## FRAGMENTO SELECCIONADO
════════

Hoy vamos a orar con la homilía de San Juan
Pablo II, pronunciada el día 8 de diciembre de 2004, en la concelebración
eucarística que presidió en la Basílica vaticana en la Solemnidad de la
Inmaculada Concepción de la Virgen María y 150º aniversario de la definición de
este dogma.
Fue la última homilía de su vida, en la
Solemnidad de la Inmaculada Concepción de la Virgen María, pues -como sabemos-
este santo falleció el día 2 de abril de 2005.
1. «Alégrate, llena de gracia, el Señor está contigo» (Lc 1,28).
Con estas palabras del Arcángel Gabriel, nos
dirigimos a la Virgen María varias veces al día. Las repetimos hoy con
ferviente gozo, en la solemnidad de la Inmaculada Concepción, recordando aquel
8 de diciembre de 1854, cuando el beato Pío IX proclamó este admirable dogma de
la fe católica precisamente en esta Basílica vaticana.
Saludo cordialmente a cuantos hoy están aquí
reunidos, en particular a los representantes de la Sociedades Mariológicas
Nacionales, que han tomado parte en el Congreso Mariológico Mariano
Internacional, organizado por la Pontificia Academia Mariana.
Saludo también a todos vosotros, aquí
presentes, queridísimos hermanos y hermanas, que habéis venido a rendir filial
homenaje a la Virgen Inmaculada. Saludo de manera especial al señor cardenal
Camillo Ruini, a quien renuevo la felicitación más cordial por su jubileo
sacerdotal, expresándole toda mi gratitud por el servicio que con generosa
dedicación ha prestado y sigue prestando a la Iglesia como mi vicario general
para la diócesis de Roma y como presidente de la Conferencia Episcopal
Italiana.
2. ¡Qué grande es el misterio de la Inmaculada Concepción que la Liturgia
de hoy nos presenta! Misterio que no cesa de atraer la contemplación de los creyentes e inspira
la reflexión de los teólogos. El tema del Congreso ahora recordado --«María de
Nazaret acoge al Hijo de Dios en la historia»-- ha favorecido una
profundización de la doctrina de la concepción inmaculada de María como
presupuesto para la acogida en su vientre virginal del Verbo de Dios encarnado,
Salvador del género humano.
«Llena de gracia»: con este apelativo, según
el original griego del Evangelio de Lucas, el Ángel se dirige a María. Es este
el nombre con que Dios, a través de su mensajero, quiso calificar a la Virgen.
De esta forma Él la pensó y vio desde siembre, ab aeterno.
3. En el himno de la Carta a los Efesios, antes proclamado, el Apóstol alaba a Dios
Padre porque «nos ha bendecido con toda clase de bendiciones espirituales, en
los cielos, en Cristo» (1,3). ¡Con qué especialísima bendición Dios se dirigió
a María desde el inicio de los tiempos! ¡Verdaderamente bendita, María, entre
todas las mujeres (Cf. Lc 1,42)!
El Padre la eligió en Cristo antes de la
creación del mundo, para que fuera santa e inmaculada en su presencia en el
amor, predestinándola como primicia a la adopción filial por obra de Jesucristo
(Cf. Ef 1,4-5).

════════

## LISTADO DE DATOS
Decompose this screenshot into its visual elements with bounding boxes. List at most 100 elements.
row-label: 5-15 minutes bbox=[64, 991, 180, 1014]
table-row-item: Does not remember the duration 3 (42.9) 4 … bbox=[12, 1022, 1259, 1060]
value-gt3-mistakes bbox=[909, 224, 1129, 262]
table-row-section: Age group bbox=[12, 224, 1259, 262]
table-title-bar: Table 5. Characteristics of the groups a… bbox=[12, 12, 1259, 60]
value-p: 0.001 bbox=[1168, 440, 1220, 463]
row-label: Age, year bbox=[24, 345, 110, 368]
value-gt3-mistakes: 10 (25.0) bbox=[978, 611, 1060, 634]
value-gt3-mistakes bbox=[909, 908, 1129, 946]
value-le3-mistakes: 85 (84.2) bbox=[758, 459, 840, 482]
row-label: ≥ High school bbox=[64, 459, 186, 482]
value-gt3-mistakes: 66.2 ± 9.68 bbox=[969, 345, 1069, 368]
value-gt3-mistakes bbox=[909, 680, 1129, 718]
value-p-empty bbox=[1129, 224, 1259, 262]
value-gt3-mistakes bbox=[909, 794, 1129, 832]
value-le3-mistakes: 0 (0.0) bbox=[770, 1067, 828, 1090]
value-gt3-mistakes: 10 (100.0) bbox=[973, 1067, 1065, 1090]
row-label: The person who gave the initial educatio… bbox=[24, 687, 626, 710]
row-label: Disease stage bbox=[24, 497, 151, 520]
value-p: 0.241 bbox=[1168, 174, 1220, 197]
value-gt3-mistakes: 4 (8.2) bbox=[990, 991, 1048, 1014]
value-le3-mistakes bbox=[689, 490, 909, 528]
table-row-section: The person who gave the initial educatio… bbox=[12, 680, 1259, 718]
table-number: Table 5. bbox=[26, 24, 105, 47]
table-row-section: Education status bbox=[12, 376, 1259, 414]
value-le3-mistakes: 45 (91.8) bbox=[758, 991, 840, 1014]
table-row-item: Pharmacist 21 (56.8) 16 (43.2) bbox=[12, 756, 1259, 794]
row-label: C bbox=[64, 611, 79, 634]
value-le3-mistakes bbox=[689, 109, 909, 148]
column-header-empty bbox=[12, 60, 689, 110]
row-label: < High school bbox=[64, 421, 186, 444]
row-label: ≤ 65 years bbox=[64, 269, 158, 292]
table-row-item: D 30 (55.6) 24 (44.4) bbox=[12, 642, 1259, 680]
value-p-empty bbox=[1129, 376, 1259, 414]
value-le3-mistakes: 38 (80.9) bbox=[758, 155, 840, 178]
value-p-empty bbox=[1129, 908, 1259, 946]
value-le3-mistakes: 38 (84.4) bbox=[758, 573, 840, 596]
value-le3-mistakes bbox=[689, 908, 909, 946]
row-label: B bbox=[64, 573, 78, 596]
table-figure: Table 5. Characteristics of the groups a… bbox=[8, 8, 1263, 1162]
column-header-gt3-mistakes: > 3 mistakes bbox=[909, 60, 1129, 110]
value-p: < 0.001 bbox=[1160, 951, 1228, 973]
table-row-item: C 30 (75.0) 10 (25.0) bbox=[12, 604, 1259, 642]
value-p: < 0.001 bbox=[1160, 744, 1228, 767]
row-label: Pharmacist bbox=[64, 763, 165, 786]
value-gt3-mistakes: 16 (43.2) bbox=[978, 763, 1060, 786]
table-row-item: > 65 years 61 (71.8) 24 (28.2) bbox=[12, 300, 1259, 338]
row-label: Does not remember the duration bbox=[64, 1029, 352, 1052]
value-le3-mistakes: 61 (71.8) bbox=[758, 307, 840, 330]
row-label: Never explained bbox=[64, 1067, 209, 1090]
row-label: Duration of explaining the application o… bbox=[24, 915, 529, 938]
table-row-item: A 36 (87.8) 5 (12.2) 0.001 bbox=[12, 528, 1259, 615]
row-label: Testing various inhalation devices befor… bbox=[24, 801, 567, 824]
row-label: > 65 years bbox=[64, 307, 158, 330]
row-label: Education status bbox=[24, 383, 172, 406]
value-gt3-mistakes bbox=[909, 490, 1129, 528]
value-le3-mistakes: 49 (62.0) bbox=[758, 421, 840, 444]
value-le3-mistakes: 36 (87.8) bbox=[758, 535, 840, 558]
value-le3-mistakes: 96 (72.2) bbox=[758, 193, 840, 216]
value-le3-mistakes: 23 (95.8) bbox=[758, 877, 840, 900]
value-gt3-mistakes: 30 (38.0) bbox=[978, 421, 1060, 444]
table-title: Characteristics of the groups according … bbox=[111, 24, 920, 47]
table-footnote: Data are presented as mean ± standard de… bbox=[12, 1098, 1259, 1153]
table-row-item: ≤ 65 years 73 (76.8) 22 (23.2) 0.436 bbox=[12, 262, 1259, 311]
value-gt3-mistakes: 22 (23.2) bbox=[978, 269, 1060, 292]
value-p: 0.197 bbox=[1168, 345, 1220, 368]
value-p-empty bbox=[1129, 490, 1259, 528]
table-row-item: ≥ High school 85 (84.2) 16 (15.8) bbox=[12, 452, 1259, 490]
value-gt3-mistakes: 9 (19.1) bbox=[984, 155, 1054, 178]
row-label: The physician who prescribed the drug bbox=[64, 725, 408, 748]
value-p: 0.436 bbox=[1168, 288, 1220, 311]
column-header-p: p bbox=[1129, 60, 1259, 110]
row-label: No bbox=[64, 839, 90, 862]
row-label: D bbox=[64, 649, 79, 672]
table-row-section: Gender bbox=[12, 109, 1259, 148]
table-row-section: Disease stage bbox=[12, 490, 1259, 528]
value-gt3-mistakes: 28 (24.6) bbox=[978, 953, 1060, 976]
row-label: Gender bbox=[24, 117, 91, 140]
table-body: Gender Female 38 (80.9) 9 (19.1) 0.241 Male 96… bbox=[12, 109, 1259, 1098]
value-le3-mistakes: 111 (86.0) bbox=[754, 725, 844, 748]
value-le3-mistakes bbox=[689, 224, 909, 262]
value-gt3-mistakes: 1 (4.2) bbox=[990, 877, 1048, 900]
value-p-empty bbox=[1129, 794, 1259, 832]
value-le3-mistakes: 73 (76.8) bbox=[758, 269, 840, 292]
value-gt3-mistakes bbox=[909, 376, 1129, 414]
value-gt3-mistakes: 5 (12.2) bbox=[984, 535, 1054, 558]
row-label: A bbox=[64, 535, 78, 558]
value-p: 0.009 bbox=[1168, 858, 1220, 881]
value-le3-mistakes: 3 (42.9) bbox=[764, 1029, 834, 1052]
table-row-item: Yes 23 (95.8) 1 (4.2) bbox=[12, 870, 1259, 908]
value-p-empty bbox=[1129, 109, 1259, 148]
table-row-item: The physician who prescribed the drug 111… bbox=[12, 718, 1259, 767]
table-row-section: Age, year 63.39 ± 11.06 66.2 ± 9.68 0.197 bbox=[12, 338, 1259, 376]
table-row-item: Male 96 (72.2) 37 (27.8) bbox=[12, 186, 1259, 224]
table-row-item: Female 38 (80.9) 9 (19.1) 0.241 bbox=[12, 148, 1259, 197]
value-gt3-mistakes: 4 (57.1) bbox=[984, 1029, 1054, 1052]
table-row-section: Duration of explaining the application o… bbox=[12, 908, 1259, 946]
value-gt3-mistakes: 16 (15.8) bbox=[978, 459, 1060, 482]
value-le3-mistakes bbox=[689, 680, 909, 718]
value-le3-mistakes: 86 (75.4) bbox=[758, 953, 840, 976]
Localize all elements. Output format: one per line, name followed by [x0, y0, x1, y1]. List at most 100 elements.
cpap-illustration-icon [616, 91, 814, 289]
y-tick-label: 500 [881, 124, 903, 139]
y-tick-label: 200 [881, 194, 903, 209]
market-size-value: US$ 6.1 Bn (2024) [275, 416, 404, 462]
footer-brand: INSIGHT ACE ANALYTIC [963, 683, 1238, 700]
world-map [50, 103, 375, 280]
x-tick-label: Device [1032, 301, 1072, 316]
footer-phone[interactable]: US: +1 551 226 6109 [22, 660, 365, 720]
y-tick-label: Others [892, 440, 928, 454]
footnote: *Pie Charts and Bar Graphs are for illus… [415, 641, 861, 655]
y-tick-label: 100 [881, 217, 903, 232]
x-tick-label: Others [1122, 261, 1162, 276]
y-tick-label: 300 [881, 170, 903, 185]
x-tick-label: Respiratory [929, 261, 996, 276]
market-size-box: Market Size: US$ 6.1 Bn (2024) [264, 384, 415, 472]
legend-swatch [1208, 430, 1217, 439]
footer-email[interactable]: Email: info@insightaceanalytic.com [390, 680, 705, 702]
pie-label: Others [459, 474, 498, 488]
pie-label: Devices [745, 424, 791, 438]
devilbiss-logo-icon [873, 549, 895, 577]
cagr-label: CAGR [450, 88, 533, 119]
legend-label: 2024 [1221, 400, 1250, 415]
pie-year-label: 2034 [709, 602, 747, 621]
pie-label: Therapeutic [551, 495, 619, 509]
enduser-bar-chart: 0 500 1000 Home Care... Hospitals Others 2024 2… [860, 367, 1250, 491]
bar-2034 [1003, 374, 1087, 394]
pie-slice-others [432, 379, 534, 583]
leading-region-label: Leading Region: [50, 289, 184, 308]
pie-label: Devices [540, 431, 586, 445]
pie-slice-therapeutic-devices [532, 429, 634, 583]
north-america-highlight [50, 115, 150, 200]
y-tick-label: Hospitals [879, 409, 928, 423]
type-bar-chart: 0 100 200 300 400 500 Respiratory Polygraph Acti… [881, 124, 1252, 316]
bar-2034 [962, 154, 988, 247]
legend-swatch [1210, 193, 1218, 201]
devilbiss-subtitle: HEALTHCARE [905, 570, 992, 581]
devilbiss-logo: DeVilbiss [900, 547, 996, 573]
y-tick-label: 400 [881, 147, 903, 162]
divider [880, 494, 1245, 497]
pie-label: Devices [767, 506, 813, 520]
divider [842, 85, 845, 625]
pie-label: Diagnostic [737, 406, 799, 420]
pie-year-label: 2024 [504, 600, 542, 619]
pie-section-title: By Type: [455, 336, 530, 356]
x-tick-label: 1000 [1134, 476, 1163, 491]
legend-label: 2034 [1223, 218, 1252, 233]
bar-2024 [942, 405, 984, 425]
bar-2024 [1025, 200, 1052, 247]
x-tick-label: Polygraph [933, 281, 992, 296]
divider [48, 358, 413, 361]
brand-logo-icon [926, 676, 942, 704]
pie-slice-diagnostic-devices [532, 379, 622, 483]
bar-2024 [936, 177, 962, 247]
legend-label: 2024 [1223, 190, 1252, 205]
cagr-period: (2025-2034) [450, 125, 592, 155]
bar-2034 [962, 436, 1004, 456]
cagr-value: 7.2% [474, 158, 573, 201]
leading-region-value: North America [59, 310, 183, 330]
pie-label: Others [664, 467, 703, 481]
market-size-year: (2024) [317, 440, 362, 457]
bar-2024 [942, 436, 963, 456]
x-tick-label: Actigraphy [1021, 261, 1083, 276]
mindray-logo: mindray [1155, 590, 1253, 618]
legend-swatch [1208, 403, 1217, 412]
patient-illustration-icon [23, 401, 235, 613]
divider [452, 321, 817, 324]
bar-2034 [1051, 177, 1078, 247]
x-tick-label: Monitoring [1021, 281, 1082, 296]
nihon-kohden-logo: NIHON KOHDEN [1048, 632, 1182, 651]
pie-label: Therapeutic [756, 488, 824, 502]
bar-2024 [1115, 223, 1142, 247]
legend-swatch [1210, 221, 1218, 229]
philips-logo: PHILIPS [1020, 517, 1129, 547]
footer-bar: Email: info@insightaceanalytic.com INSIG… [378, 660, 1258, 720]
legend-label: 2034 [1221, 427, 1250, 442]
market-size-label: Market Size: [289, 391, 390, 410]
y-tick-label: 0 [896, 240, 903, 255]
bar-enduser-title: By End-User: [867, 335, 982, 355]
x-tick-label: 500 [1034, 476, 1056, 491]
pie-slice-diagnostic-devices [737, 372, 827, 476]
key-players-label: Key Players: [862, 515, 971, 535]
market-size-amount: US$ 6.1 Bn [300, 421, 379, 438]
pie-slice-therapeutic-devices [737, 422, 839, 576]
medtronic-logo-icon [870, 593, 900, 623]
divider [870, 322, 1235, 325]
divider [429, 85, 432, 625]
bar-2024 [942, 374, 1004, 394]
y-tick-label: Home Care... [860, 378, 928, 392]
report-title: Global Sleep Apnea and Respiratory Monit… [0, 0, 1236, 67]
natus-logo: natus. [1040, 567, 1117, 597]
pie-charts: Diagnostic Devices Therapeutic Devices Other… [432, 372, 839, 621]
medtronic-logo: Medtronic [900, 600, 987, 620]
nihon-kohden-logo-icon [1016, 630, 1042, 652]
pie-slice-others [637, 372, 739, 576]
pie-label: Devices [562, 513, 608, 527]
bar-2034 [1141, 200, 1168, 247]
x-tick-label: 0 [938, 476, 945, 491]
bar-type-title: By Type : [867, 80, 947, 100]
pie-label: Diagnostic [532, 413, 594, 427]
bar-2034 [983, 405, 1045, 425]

════════

## QUÉ HACER
1. Reescribe el tramo del listado que va desde su inicio hasta la línea que contiene "row-label: Age, year bbox=[24, 345, 110, 368]", ambas incluidas. Pon "Grupo etario" en lugar de "Age group" y deja todo lo demás sin cambios.
2. Prolonga la homilía sobre la Inmaculada Concepción a partir de su última oración.

## RESPUESTAS
1.
Decompose this screenshot into its visual elements with bounding boxes. List at most 100 elements.
row-label: 5-15 minutes bbox=[64, 991, 180, 1014]
table-row-item: Does not remember the duration 3 (42.9) 4 … bbox=[12, 1022, 1259, 1060]
value-gt3-mistakes bbox=[909, 224, 1129, 262]
table-row-section: Grupo etario bbox=[12, 224, 1259, 262]
table-title-bar: Table 5. Characteristics of the groups a… bbox=[12, 12, 1259, 60]
value-p: 0.001 bbox=[1168, 440, 1220, 463]
row-label: Age, year bbox=[24, 345, 110, 368]

2.
4. La predestinación de María, como la de cada uno de nosotros, es relativa
a la predestinación del Hijo. Cristo es aquella «estirpe» que «aplastaría la
cabeza» a la antigua serpiente, según el Libro del Génesis (Cf. Gn 3,15); es el
Cordero «sin mancha» (Cf. Ex 12,5; 1 P 1,19), inmolado para redimir la
humanidad del pecado.
En previsión de la muerte salvífica de Él,
María, su Madre, fue preservada del pecado original y de cualquier otro pecado.
En la victoria del nuevo Adán está también la de la nueva Eva, madre de los
redimidos. La Inmaculada es así signo de esperanza para todos los vivientes,
que han vencido a satanás por medio de la sangre del Cordero (Cf. Ap 12,11).
5. Contemplamos hoy a la humilde muchacha de Nazaret santa e
inmaculada en la presencia de Dios en la caridad (Cf. Ef 1,4), esa «caridad»
que en su fuente originaria es Dios mismo, uno y trino.
¡Obra sublime de la Santísima Trinidad es la Inmaculada
Concepción de la Madre del Redentor! Pío IX, en la Bula Ineffabilis Deus,
recuerda que el Omnipotente estableció «con un solo y mismo decreto el origen
de María y la encarnación de la divina Sabiduría» (Pii IX Pontificis Maximi
Acta, Pars prima, p. 559).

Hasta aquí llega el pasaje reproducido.